Directive:
Which lines hold the word "Tractatus"? Copy each of them.
########################################
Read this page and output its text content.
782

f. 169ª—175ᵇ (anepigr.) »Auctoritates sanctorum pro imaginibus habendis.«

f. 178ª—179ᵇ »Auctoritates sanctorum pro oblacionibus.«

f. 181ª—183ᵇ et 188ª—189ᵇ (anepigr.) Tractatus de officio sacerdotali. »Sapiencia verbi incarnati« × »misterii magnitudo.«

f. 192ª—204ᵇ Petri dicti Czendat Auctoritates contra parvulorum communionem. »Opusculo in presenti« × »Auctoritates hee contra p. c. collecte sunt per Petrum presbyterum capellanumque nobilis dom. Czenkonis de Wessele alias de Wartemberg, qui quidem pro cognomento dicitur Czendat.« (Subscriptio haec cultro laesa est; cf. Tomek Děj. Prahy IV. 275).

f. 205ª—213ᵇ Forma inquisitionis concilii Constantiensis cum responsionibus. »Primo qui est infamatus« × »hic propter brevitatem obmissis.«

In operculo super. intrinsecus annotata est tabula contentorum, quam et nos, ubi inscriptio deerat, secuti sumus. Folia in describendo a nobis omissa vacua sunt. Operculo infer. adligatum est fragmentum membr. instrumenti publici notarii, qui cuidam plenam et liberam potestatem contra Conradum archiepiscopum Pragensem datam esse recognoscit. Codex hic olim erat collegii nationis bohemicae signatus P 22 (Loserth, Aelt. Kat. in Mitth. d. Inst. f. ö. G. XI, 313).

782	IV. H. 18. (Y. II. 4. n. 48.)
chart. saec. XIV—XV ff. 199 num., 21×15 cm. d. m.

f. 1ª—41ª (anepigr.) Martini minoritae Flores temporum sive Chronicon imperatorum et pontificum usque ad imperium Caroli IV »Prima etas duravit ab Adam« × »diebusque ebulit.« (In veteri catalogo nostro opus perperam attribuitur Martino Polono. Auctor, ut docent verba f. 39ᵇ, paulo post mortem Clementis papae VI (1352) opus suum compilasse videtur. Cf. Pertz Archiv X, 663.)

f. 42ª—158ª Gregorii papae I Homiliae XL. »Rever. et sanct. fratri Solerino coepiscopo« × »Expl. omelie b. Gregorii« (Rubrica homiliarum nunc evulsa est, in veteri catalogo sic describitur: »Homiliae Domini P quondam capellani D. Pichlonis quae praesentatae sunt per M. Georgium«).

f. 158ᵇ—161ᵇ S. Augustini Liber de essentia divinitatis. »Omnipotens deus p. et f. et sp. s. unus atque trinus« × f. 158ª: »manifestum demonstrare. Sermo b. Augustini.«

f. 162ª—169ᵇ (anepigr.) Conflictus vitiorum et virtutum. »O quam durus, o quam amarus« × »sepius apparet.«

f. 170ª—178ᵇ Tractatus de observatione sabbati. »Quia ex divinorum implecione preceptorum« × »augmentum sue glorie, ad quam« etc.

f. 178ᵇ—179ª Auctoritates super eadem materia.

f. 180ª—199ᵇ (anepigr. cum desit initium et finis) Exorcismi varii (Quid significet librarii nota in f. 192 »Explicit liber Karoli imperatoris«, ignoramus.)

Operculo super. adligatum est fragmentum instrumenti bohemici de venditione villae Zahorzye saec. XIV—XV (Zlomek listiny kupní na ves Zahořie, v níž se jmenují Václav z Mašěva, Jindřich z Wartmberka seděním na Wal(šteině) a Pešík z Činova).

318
########################################
Completed exercise:
f. 181ª—183ᵇ et 188ª—189ᵇ (anepigr.) Tractatus de officio sacerdotali. »Sapiencia verbi incarnati« × »misterii magnitudo.«
f. 170ª—178ᵇ Tractatus de observatione sabbati. »Quia ex divinorum implecione preceptorum« × »augmentum sue glorie, ad quam« etc.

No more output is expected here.